> [WHAT YOU SHOULD DO]
Copy every record exactly.

⟨

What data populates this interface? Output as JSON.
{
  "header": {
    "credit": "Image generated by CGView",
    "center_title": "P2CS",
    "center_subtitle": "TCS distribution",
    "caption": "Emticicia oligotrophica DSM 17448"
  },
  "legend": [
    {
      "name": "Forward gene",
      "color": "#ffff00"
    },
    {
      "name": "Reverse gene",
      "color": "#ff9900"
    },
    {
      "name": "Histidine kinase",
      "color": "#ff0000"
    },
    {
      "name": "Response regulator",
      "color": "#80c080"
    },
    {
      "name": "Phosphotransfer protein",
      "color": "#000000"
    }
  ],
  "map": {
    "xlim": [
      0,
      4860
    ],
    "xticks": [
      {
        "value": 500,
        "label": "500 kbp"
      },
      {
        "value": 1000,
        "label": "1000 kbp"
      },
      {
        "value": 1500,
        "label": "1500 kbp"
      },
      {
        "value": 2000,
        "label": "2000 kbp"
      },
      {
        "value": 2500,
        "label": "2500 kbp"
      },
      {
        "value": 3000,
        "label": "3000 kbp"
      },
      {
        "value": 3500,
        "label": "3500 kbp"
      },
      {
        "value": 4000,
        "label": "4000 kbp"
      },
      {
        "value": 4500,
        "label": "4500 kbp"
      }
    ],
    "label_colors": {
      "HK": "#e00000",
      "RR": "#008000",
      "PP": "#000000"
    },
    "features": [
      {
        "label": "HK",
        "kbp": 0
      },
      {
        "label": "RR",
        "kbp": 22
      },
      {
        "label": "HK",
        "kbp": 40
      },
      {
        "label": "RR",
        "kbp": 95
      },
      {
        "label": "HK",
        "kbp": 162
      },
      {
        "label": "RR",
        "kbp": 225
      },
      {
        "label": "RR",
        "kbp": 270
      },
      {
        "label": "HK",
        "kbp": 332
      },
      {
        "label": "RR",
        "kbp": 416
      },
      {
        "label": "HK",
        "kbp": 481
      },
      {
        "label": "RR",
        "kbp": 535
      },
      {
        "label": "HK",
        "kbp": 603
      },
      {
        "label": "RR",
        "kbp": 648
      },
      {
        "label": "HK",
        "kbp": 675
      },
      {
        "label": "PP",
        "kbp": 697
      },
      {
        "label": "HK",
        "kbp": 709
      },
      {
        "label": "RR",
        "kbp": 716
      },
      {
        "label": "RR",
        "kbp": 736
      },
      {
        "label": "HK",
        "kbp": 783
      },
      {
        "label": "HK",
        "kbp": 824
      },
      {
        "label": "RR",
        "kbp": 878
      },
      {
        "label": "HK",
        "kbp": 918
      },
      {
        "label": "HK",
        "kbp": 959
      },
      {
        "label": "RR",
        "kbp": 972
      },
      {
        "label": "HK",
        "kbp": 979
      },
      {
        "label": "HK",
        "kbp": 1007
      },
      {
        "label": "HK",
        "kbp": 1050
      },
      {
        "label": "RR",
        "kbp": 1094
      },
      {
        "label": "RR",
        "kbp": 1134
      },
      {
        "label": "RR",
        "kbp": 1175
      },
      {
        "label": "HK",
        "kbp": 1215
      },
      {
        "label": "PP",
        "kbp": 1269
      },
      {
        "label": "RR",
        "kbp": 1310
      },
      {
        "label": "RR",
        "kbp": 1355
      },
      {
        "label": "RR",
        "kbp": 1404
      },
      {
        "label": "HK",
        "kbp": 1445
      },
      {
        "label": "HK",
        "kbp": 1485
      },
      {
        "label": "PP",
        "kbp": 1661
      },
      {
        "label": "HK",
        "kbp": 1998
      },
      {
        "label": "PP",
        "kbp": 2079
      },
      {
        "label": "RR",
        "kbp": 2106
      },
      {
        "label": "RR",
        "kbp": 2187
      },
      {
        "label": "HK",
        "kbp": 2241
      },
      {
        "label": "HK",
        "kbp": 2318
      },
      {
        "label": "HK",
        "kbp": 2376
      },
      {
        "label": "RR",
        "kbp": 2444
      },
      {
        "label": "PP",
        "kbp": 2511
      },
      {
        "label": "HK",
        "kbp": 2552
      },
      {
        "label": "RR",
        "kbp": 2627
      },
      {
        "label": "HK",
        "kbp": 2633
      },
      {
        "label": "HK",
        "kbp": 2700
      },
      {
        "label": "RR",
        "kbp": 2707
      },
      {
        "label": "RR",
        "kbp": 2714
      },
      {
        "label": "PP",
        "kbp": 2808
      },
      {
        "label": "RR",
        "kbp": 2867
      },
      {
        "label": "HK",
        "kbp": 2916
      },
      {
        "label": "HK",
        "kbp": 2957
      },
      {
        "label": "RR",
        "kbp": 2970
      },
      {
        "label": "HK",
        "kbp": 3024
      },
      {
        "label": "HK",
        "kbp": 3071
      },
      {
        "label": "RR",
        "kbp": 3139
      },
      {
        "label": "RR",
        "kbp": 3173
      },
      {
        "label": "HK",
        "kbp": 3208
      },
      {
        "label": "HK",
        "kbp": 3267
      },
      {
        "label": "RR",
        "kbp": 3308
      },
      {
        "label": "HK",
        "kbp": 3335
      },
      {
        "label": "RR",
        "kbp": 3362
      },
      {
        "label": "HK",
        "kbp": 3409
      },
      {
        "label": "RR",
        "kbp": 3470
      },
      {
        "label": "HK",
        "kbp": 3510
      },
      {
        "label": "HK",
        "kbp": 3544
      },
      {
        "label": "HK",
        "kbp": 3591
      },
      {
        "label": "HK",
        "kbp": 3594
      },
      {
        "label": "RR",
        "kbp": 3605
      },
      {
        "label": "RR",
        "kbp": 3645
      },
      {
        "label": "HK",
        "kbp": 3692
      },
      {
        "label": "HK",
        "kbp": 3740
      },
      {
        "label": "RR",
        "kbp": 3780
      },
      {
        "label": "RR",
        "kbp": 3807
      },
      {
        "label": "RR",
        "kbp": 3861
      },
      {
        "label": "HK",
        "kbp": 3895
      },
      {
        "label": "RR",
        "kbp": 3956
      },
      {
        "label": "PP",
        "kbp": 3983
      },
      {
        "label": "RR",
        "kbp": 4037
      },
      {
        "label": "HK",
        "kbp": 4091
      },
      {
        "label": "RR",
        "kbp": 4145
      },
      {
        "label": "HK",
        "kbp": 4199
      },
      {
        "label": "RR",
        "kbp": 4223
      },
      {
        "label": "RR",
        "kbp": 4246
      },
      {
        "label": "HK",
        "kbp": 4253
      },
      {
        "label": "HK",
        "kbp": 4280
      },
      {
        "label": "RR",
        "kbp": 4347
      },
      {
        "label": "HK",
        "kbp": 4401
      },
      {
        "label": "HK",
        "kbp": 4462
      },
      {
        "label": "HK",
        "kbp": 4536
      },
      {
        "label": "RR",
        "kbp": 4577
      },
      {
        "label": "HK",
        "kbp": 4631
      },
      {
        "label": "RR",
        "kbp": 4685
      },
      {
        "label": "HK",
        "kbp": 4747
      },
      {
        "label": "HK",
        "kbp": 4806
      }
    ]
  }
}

⟩

> [PROBLEM SOLUTION]
What data populates this interface? Output as JSON.
{
  "header": {
    "credit": "Image generated by CGView",
    "center_title": "P2CS",
    "center_subtitle": "TCS distribution",
    "caption": "Emticicia oligotrophica DSM 17448"
  },
  "legend": [
    {
      "name": "Forward gene",
      "color": "#ffff00"
    },
    {
      "name": "Reverse gene",
      "color": "#ff9900"
    },
    {
      "name": "Histidine kinase",
      "color": "#ff0000"
    },
    {
      "name": "Response regulator",
      "color": "#80c080"
    },
    {
      "name": "Phosphotransfer protein",
      "color": "#000000"
    }
  ],
  "map": {
    "xlim": [
      0,
      4860
    ],
    "xticks": [
      {
        "value": 500,
        "label": "500 kbp"
      },
      {
        "value": 1000,
        "label": "1000 kbp"
      },
      {
        "value": 1500,
        "label": "1500 kbp"
      },
      {
        "value": 2000,
        "label": "2000 kbp"
      },
      {
        "value": 2500,
        "label": "2500 kbp"
      },
      {
        "value": 3000,
        "label": "3000 kbp"
      },
      {
        "value": 3500,
        "label": "3500 kbp"
      },
      {
        "value": 4000,
        "label": "4000 kbp"
      },
      {
        "value": 4500,
        "label": "4500 kbp"
      }
    ],
    "label_colors": {
      "HK": "#e00000",
      "RR": "#008000",
      "PP": "#000000"
    },
    "features": [
      {
        "label": "HK",
        "kbp": 0
      },
      {
        "label": "RR",
        "kbp": 22
      },
      {
        "label": "HK",
        "kbp": 40
      },
      {
        "label": "RR",
        "kbp": 95
      },
      {
        "label": "HK",
        "kbp": 162
      },
      {
        "label": "RR",
        "kbp": 225
      },
      {
        "label": "RR",
        "kbp": 270
      },
      {
        "label": "HK",
        "kbp": 332
      },
      {
        "label": "RR",
        "kbp": 416
      },
      {
        "label": "HK",
        "kbp": 481
      },
      {
        "label": "RR",
        "kbp": 535
      },
      {
        "label": "HK",
        "kbp": 603
      },
      {
        "label": "RR",
        "kbp": 648
      },
      {
        "label": "HK",
        "kbp": 675
      },
      {
        "label": "PP",
        "kbp": 697
      },
      {
        "label": "HK",
        "kbp": 709
      },
      {
        "label": "RR",
        "kbp": 716
      },
      {
        "label": "RR",
        "kbp": 736
      },
      {
        "label": "HK",
        "kbp": 783
      },
      {
        "label": "HK",
        "kbp": 824
      },
      {
        "label": "RR",
        "kbp": 878
      },
      {
        "label": "HK",
        "kbp": 918
      },
      {
        "label": "HK",
        "kbp": 959
      },
      {
        "label": "RR",
        "kbp": 972
      },
      {
        "label": "HK",
        "kbp": 979
      },
      {
        "label": "HK",
        "kbp": 1007
      },
      {
        "label": "HK",
        "kbp": 1050
      },
      {
        "label": "RR",
        "kbp": 1094
      },
      {
        "label": "RR",
        "kbp": 1134
      },
      {
        "label": "RR",
        "kbp": 1175
      },
      {
        "label": "HK",
        "kbp": 1215
      },
      {
        "label": "PP",
        "kbp": 1269
      },
      {
        "label": "RR",
        "kbp": 1310
      },
      {
        "label": "RR",
        "kbp": 1355
      },
      {
        "label": "RR",
        "kbp": 1404
      },
      {
        "label": "HK",
        "kbp": 1445
      },
      {
        "label": "HK",
        "kbp": 1485
      },
      {
        "label": "PP",
        "kbp": 1661
      },
      {
        "label": "HK",
        "kbp": 1998
      },
      {
        "label": "PP",
        "kbp": 2079
      },
      {
        "label": "RR",
        "kbp": 2106
      },
      {
        "label": "RR",
        "kbp": 2187
      },
      {
        "label": "HK",
        "kbp": 2241
      },
      {
        "label": "HK",
        "kbp": 2318
      },
      {
        "label": "HK",
        "kbp": 2376
      },
      {
        "label": "RR",
        "kbp": 2444
      },
      {
        "label": "PP",
        "kbp": 2511
      },
      {
        "label": "HK",
        "kbp": 2552
      },
      {
        "label": "RR",
        "kbp": 2627
      },
      {
        "label": "HK",
        "kbp": 2633
      },
      {
        "label": "HK",
        "kbp": 2700
      },
      {
        "label": "RR",
        "kbp": 2707
      },
      {
        "label": "RR",
        "kbp": 2714
      },
      {
        "label": "PP",
        "kbp": 2808
      },
      {
        "label": "RR",
        "kbp": 2867
      },
      {
        "label": "HK",
        "kbp": 2916
      },
      {
        "label": "HK",
        "kbp": 2957
      },
      {
        "label": "RR",
        "kbp": 2970
      },
      {
        "label": "HK",
        "kbp": 3024
      },
      {
        "label": "HK",
        "kbp": 3071
      },
      {
        "label": "RR",
        "kbp": 3139
      },
      {
        "label": "RR",
        "kbp": 3173
      },
      {
        "label": "HK",
        "kbp": 3208
      },
      {
        "label": "HK",
        "kbp": 3267
      },
      {
        "label": "RR",
        "kbp": 3308
      },
      {
        "label": "HK",
        "kbp": 3335
      },
      {
        "label": "RR",
        "kbp": 3362
      },
      {
        "label": "HK",
        "kbp": 3409
      },
      {
        "label": "RR",
        "kbp": 3470
      },
      {
        "label": "HK",
        "kbp": 3510
      },
      {
        "label": "HK",
        "kbp": 3544
      },
      {
        "label": "HK",
        "kbp": 3591
      },
      {
        "label": "HK",
        "kbp": 3594
      },
      {
        "label": "RR",
        "kbp": 3605
      },
      {
        "label": "RR",
        "kbp": 3645
      },
      {
        "label": "HK",
        "kbp": 3692
      },
      {
        "label": "HK",
        "kbp": 3740
      },
      {
        "label": "RR",
        "kbp": 3780
      },
      {
        "label": "RR",
        "kbp": 3807
      },
      {
        "label": "RR",
        "kbp": 3861
      },
      {
        "label": "HK",
        "kbp": 3895
      },
      {
        "label": "RR",
        "kbp": 3956
      },
      {
        "label": "PP",
        "kbp": 3983
      },
      {
        "label": "RR",
        "kbp": 4037
      },
      {
        "label": "HK",
        "kbp": 4091
      },
      {
        "label": "RR",
        "kbp": 4145
      },
      {
        "label": "HK",
        "kbp": 4199
      },
      {
        "label": "RR",
        "kbp": 4223
      },
      {
        "label": "RR",
        "kbp": 4246
      },
      {
        "label": "HK",
        "kbp": 4253
      },
      {
        "label": "HK",
        "kbp": 4280
      },
      {
        "label": "RR",
        "kbp": 4347
      },
      {
        "label": "HK",
        "kbp": 4401
      },
      {
        "label": "HK",
        "kbp": 4462
      },
      {
        "label": "HK",
        "kbp": 4536
      },
      {
        "label": "RR",
        "kbp": 4577
      },
      {
        "label": "HK",
        "kbp": 4631
      },
      {
        "label": "RR",
        "kbp": 4685
      },
      {
        "label": "HK",
        "kbp": 4747
      },
      {
        "label": "HK",
        "kbp": 4806
      }
    ]
  }
}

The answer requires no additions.